Write out all of the entries exactly as given.

================================

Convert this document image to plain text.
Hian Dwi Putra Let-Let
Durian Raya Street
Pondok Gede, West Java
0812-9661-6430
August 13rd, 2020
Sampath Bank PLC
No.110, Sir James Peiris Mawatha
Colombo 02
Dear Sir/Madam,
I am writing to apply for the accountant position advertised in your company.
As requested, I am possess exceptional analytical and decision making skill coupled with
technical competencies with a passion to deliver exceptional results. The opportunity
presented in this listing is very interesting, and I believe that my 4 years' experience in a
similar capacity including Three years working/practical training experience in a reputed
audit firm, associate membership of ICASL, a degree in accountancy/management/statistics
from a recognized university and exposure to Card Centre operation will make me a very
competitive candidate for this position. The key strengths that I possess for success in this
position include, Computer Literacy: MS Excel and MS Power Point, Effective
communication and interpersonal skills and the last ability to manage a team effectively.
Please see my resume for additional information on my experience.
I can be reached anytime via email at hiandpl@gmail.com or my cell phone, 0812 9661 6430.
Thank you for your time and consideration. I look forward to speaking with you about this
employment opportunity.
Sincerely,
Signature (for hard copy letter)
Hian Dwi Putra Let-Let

================================

ANSWER TO THE EXERCISE
Convert this document image to plain text.
Hian Dwi Putra Let-Let
Durian Raya Street
Pondok Gede, West Java
0812-9661-6430
August 13rd, 2020
Sampath Bank PLC
No.110, Sir James Peiris Mawatha
Colombo 02
Dear Sir/Madam,
I am writing to apply for the accountant position advertised in your company.
As requested, I am possess exceptional analytical and decision making skill coupled with
technical competencies with a passion to deliver exceptional results. The opportunity
presented in this listing is very interesting, and I believe that my 4 years' experience in a
similar capacity including Three years working/practical training experience in a reputed
audit firm, associate membership of ICASL, a degree in accountancy/management/statistics
from a recognized university and exposure to Card Centre operation will make me a very
competitive candidate for this position. The key strengths that I possess for success in this
position include, Computer Literacy: MS Excel and MS Power Point, Effective
communication and interpersonal skills and the last ability to manage a team effectively.
Please see my resume for additional information on my experience.
I can be reached anytime via email at hiandpl@gmail.com or my cell phone, 0812 9661 6430.
Thank you for your time and consideration. I look forward to speaking with you about this
employment opportunity.
Sincerely,
Signature (for hard copy letter)
Hian Dwi Putra Let-Let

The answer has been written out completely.